* **Given exercise**
Search the listing below for the word "this" and copy each line that holds it.

Dataset items:
▽
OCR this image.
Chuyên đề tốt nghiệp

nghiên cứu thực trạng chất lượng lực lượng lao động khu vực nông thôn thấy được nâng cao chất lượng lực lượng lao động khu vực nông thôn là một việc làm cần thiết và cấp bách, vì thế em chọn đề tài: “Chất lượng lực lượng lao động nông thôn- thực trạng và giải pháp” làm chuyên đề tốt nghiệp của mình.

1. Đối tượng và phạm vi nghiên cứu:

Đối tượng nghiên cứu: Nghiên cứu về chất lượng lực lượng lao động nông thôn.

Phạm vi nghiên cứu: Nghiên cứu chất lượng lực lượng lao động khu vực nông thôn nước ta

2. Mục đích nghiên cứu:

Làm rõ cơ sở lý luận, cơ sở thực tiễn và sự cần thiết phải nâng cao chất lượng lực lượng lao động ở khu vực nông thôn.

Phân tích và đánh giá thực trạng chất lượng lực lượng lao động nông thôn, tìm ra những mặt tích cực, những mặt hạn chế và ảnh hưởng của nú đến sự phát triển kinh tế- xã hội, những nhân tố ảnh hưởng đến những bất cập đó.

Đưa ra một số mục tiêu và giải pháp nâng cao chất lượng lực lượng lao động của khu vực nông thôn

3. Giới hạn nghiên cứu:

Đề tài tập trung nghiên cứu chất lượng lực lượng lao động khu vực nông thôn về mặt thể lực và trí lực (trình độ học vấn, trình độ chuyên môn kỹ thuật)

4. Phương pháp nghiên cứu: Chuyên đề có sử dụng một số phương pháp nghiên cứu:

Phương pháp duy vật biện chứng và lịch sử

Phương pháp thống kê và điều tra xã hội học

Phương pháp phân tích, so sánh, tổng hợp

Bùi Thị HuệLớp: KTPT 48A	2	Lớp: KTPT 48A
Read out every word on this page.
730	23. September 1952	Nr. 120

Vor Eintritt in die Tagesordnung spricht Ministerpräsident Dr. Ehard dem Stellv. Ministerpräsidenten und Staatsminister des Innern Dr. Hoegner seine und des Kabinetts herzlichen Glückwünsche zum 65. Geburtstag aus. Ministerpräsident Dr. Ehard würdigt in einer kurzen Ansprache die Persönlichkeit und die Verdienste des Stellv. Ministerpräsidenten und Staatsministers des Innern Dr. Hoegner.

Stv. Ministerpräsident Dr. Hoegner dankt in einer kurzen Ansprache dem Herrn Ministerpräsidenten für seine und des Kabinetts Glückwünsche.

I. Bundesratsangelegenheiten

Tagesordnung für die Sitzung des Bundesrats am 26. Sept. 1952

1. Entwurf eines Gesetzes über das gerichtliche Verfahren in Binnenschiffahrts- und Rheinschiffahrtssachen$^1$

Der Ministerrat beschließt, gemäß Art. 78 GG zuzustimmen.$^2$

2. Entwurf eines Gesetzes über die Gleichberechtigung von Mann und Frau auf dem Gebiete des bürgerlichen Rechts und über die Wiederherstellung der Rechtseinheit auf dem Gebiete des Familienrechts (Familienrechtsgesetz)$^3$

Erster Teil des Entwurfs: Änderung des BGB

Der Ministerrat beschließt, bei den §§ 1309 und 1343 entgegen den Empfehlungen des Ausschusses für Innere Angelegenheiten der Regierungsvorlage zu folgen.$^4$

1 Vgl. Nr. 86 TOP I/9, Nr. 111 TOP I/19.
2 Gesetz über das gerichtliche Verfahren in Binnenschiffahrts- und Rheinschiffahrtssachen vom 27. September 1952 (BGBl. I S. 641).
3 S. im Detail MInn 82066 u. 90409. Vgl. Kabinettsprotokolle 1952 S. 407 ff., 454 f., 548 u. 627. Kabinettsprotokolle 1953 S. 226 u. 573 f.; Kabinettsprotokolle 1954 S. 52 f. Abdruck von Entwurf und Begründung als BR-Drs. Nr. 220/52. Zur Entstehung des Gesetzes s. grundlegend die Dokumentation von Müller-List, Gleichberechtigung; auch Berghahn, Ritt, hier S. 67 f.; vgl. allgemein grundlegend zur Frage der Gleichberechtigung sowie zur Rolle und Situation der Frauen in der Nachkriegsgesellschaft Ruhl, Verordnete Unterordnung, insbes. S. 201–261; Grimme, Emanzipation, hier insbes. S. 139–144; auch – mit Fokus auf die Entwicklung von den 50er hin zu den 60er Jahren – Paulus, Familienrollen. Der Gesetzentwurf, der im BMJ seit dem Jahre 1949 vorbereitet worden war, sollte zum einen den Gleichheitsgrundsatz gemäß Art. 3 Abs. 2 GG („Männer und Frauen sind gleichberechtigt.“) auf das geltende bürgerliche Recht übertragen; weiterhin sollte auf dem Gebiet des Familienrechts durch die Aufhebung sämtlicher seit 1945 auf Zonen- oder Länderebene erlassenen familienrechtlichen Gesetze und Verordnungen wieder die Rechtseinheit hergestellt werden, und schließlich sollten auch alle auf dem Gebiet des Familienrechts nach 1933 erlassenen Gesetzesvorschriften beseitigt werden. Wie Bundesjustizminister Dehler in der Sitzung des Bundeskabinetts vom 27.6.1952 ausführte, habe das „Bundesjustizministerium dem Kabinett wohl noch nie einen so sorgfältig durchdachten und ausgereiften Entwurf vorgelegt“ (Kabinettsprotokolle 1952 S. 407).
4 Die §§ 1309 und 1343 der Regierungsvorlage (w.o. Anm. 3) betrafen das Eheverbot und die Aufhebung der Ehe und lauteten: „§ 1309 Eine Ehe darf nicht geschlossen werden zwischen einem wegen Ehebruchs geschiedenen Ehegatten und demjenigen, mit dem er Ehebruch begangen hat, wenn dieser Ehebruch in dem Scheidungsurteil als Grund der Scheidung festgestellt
△
▽
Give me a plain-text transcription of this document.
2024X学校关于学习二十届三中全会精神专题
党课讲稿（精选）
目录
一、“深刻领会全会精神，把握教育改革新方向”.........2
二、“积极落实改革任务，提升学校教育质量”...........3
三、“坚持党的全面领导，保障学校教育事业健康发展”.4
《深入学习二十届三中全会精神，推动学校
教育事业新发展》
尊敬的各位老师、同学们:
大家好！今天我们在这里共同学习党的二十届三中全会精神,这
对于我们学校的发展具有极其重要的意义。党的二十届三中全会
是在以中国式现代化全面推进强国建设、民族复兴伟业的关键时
△
* **Right answer**
OCR this image.
Read out every word on this page.
Give me a plain-text transcription of this document.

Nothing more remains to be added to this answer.